Dataset records on visual material
************

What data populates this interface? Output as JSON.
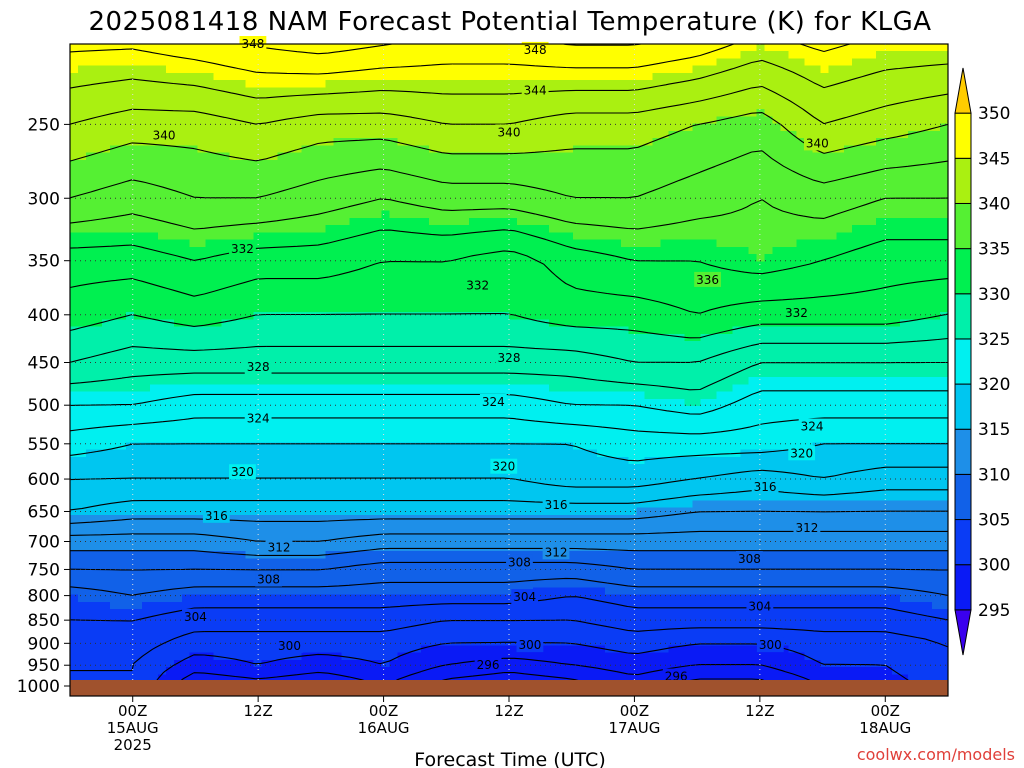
{
  "title": "2025081418 NAM Forecast Potential Temperature (K) for KLGA",
  "watermark": "coolwx.com/models",
  "chart_data": {
    "type": "heatmap",
    "title": "2025081418 NAM Forecast Potential Temperature (K) for KLGA",
    "xlabel": "Forecast Time (UTC)",
    "ylabel": "",
    "x_ticks": [
      {
        "t": 6,
        "lines": [
          "00Z",
          "15AUG",
          "2025"
        ]
      },
      {
        "t": 18,
        "lines": [
          "12Z"
        ]
      },
      {
        "t": 30,
        "lines": [
          "00Z",
          "16AUG"
        ]
      },
      {
        "t": 42,
        "lines": [
          "12Z"
        ]
      },
      {
        "t": 54,
        "lines": [
          "00Z",
          "17AUG"
        ]
      },
      {
        "t": 66,
        "lines": [
          "12Z"
        ]
      },
      {
        "t": 78,
        "lines": [
          "00Z",
          "18AUG"
        ]
      }
    ],
    "xlim": [
      0,
      84
    ],
    "y_ticks": [
      250,
      300,
      350,
      400,
      450,
      500,
      550,
      600,
      650,
      700,
      750,
      800,
      850,
      900,
      950,
      1000
    ],
    "ylim": [
      1000,
      200
    ],
    "y_scale": "log-pressure",
    "x_hours": [
      0,
      6,
      12,
      18,
      24,
      30,
      36,
      42,
      48,
      54,
      60,
      66,
      72,
      78,
      84
    ],
    "levels_hPa": [
      1000,
      950,
      900,
      850,
      800,
      750,
      700,
      650,
      600,
      550,
      500,
      450,
      400,
      350,
      300,
      250,
      200
    ],
    "theta_K": [
      [
        302,
        302,
        296,
        297,
        296,
        298,
        295,
        294,
        295,
        297,
        295,
        295,
        298,
        299,
        301
      ],
      [
        302,
        302,
        299,
        300,
        299,
        300,
        298,
        297,
        298,
        299,
        298,
        298,
        300,
        300,
        302
      ],
      [
        303,
        303,
        301,
        301,
        301,
        301,
        300,
        300,
        300,
        301,
        300,
        300,
        301,
        301,
        302
      ],
      [
        304,
        304,
        303,
        303,
        303,
        303,
        302,
        302,
        302,
        303,
        303,
        303,
        303,
        303,
        304
      ],
      [
        305,
        306,
        305,
        305,
        305,
        305,
        305,
        305,
        304,
        305,
        305,
        305,
        305,
        305,
        306
      ],
      [
        308,
        308,
        308,
        308,
        308,
        307,
        307,
        307,
        307,
        308,
        308,
        308,
        308,
        308,
        308
      ],
      [
        311,
        311,
        311,
        312,
        312,
        311,
        311,
        311,
        311,
        311,
        311,
        311,
        311,
        311,
        311
      ],
      [
        316,
        315,
        315,
        315,
        315,
        315,
        315,
        315,
        315,
        315,
        314,
        314,
        314,
        314,
        314
      ],
      [
        318,
        318,
        318,
        318,
        318,
        318,
        318,
        318,
        319,
        319,
        318,
        317,
        318,
        317,
        317
      ],
      [
        321,
        320,
        320,
        320,
        320,
        320,
        320,
        320,
        320,
        321,
        321,
        321,
        320,
        320,
        320
      ],
      [
        324,
        324,
        323,
        323,
        323,
        323,
        323,
        323,
        324,
        324,
        325,
        323,
        323,
        323,
        323
      ],
      [
        328,
        327,
        327,
        327,
        327,
        327,
        327,
        327,
        327,
        328,
        328,
        326,
        326,
        326,
        326
      ],
      [
        331,
        330,
        331,
        330,
        330,
        330,
        330,
        330,
        331,
        331,
        332,
        331,
        331,
        331,
        330
      ],
      [
        333,
        333,
        334,
        333,
        333,
        332,
        332,
        331,
        333,
        334,
        334,
        335,
        334,
        333,
        333
      ],
      [
        338,
        337,
        338,
        338,
        337,
        336,
        337,
        337,
        338,
        338,
        337,
        336,
        337,
        336,
        336
      ],
      [
        342,
        341,
        341,
        342,
        341,
        341,
        342,
        342,
        341,
        341,
        340,
        339,
        342,
        341,
        340
      ],
      [
        347,
        347,
        348,
        349,
        350,
        349,
        348,
        348,
        349,
        349,
        348,
        346,
        347,
        346,
        346
      ]
    ],
    "colorbar": {
      "ticks": [
        295,
        300,
        305,
        310,
        315,
        320,
        325,
        330,
        335,
        340,
        345,
        350
      ],
      "range": [
        290,
        355
      ],
      "colors": [
        {
          "lo": 290,
          "hi": 295,
          "color": "#3a00ee"
        },
        {
          "lo": 295,
          "hi": 300,
          "color": "#0a1af5"
        },
        {
          "lo": 300,
          "hi": 305,
          "color": "#0a3cf5"
        },
        {
          "lo": 305,
          "hi": 310,
          "color": "#1161e8"
        },
        {
          "lo": 310,
          "hi": 315,
          "color": "#1e8fe8"
        },
        {
          "lo": 315,
          "hi": 320,
          "color": "#00c6f0"
        },
        {
          "lo": 320,
          "hi": 325,
          "color": "#00f0f0"
        },
        {
          "lo": 325,
          "hi": 330,
          "color": "#00f0aa"
        },
        {
          "lo": 330,
          "hi": 335,
          "color": "#00f050"
        },
        {
          "lo": 335,
          "hi": 340,
          "color": "#55f033"
        },
        {
          "lo": 340,
          "hi": 345,
          "color": "#aaf011"
        },
        {
          "lo": 345,
          "hi": 350,
          "color": "#ffff00"
        },
        {
          "lo": 350,
          "hi": 355,
          "color": "#ffcc00"
        }
      ]
    },
    "contour_interval_K": 2,
    "contour_labels": [
      {
        "v": 348,
        "t": 17.5,
        "p": 205
      },
      {
        "v": 348,
        "t": 44.5,
        "p": 208
      },
      {
        "v": 344,
        "t": 44.5,
        "p": 230
      },
      {
        "v": 340,
        "t": 9,
        "p": 257
      },
      {
        "v": 340,
        "t": 42,
        "p": 255
      },
      {
        "v": 340,
        "t": 71.5,
        "p": 262
      },
      {
        "v": 332,
        "t": 16.5,
        "p": 340
      },
      {
        "v": 332,
        "t": 39,
        "p": 372
      },
      {
        "v": 336,
        "t": 61,
        "p": 367
      },
      {
        "v": 332,
        "t": 69.5,
        "p": 398
      },
      {
        "v": 328,
        "t": 18,
        "p": 455
      },
      {
        "v": 328,
        "t": 42,
        "p": 445
      },
      {
        "v": 324,
        "t": 18,
        "p": 517
      },
      {
        "v": 324,
        "t": 40.5,
        "p": 496
      },
      {
        "v": 324,
        "t": 71,
        "p": 527
      },
      {
        "v": 320,
        "t": 16.5,
        "p": 590
      },
      {
        "v": 320,
        "t": 41.5,
        "p": 582
      },
      {
        "v": 320,
        "t": 70,
        "p": 563
      },
      {
        "v": 316,
        "t": 14,
        "p": 657
      },
      {
        "v": 316,
        "t": 46.5,
        "p": 640
      },
      {
        "v": 316,
        "t": 66.5,
        "p": 612
      },
      {
        "v": 312,
        "t": 20,
        "p": 710
      },
      {
        "v": 312,
        "t": 46.5,
        "p": 719
      },
      {
        "v": 312,
        "t": 70.5,
        "p": 677
      },
      {
        "v": 308,
        "t": 19,
        "p": 769
      },
      {
        "v": 308,
        "t": 43,
        "p": 737
      },
      {
        "v": 308,
        "t": 65,
        "p": 731
      },
      {
        "v": 304,
        "t": 12,
        "p": 843
      },
      {
        "v": 304,
        "t": 43.5,
        "p": 803
      },
      {
        "v": 304,
        "t": 66,
        "p": 822
      },
      {
        "v": 300,
        "t": 21,
        "p": 906
      },
      {
        "v": 300,
        "t": 44,
        "p": 904
      },
      {
        "v": 300,
        "t": 67,
        "p": 904
      },
      {
        "v": 296,
        "t": 40,
        "p": 950
      },
      {
        "v": 296,
        "t": 58,
        "p": 977
      }
    ],
    "grid": true,
    "ground_color": "#a0522d"
  }
}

************

Check each line above for the word "KLGA" and say how many have it, with nothing else.

2